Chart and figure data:
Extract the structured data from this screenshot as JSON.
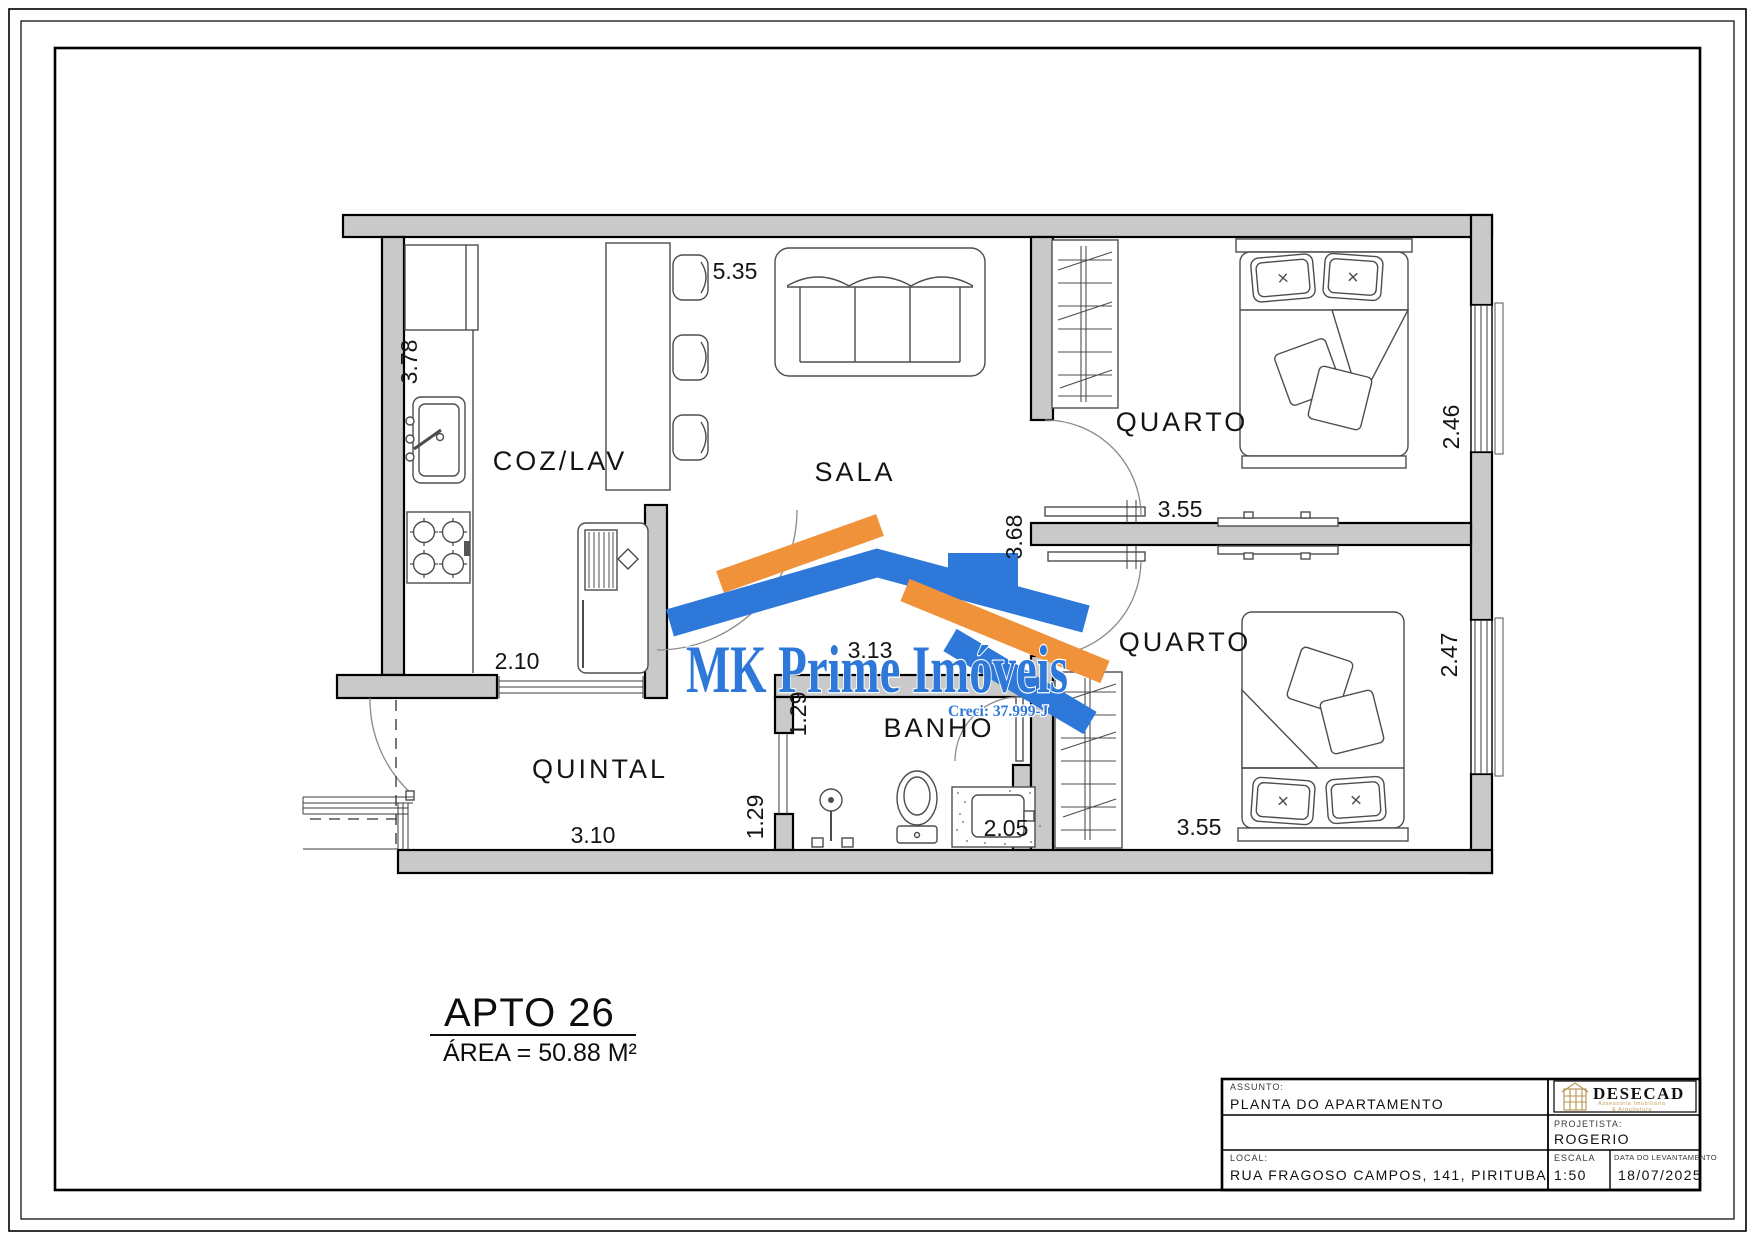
{
  "document": {
    "type": "apartment-floor-plan"
  },
  "apartment": {
    "title": "APTO 26",
    "area_label": "ÁREA = 50.88 M²"
  },
  "rooms": {
    "coz_lav": "COZ/LAV",
    "sala": "SALA",
    "quarto_top": "QUARTO",
    "quarto_bottom": "QUARTO",
    "banho": "BANHO",
    "quintal": "QUINTAL"
  },
  "dimensions": {
    "sala_top": "5.35",
    "cozinha_left": "3.78",
    "cozinha_door": "2.10",
    "quintal_bottom": "3.10",
    "corredor_upper": "1.29",
    "corredor_lower": "1.29",
    "sala_bottom": "3.13",
    "banho_bottom": "2.05",
    "sala_right": "3.68",
    "quarto_top_width": "3.55",
    "quarto_bottom_width": "3.55",
    "quarto_top_depth": "2.46",
    "quarto_bottom_depth": "2.47"
  },
  "watermark": {
    "brand": "MK Prime Imóveis",
    "creci": "Creci: 37.999-J"
  },
  "title_block": {
    "assunto_label": "ASSUNTO:",
    "assunto_value": "PLANTA DO APARTAMENTO",
    "projetista_label": "PROJETISTA:",
    "projetista_value": "ROGERIO",
    "local_label": "LOCAL:",
    "local_value": "RUA FRAGOSO CAMPOS, 141, PIRITUBA",
    "escala_label": "ESCALA",
    "escala_value": "1:50",
    "data_label": "DATA DO LEVANTAMENTO",
    "data_value": "18/07/2025",
    "logo_name": "DESECAD",
    "logo_subtitle_1": "Assessoria Imobiliária",
    "logo_subtitle_2": "& Arquitetura"
  },
  "colors": {
    "wall_fill": "#c9c9c9",
    "line": "#000000",
    "watermark_blue": "#2d78d8",
    "watermark_orange": "#f0923a",
    "logo_gold": "#b5924f"
  }
}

■ What needs to be done:
Reproduce the data above in full, exactly as it is, with the pictures left out.

■ The result:
Extract the structured data from this screenshot as JSON.
{
  "document": {
    "type": "apartment-floor-plan"
  },
  "apartment": {
    "title": "APTO 26",
    "area_label": "ÁREA = 50.88 M²"
  },
  "rooms": {
    "coz_lav": "COZ/LAV",
    "sala": "SALA",
    "quarto_top": "QUARTO",
    "quarto_bottom": "QUARTO",
    "banho": "BANHO",
    "quintal": "QUINTAL"
  },
  "dimensions": {
    "sala_top": "5.35",
    "cozinha_left": "3.78",
    "cozinha_door": "2.10",
    "quintal_bottom": "3.10",
    "corredor_upper": "1.29",
    "corredor_lower": "1.29",
    "sala_bottom": "3.13",
    "banho_bottom": "2.05",
    "sala_right": "3.68",
    "quarto_top_width": "3.55",
    "quarto_bottom_width": "3.55",
    "quarto_top_depth": "2.46",
    "quarto_bottom_depth": "2.47"
  },
  "watermark": {
    "brand": "MK Prime Imóveis",
    "creci": "Creci: 37.999-J"
  },
  "title_block": {
    "assunto_label": "ASSUNTO:",
    "assunto_value": "PLANTA DO APARTAMENTO",
    "projetista_label": "PROJETISTA:",
    "projetista_value": "ROGERIO",
    "local_label": "LOCAL:",
    "local_value": "RUA FRAGOSO CAMPOS, 141, PIRITUBA",
    "escala_label": "ESCALA",
    "escala_value": "1:50",
    "data_label": "DATA DO LEVANTAMENTO",
    "data_value": "18/07/2025",
    "logo_name": "DESECAD",
    "logo_subtitle_1": "Assessoria Imobiliária",
    "logo_subtitle_2": "& Arquitetura"
  },
  "colors": {
    "wall_fill": "#c9c9c9",
    "line": "#000000",
    "watermark_blue": "#2d78d8",
    "watermark_orange": "#f0923a",
    "logo_gold": "#b5924f"
  }
}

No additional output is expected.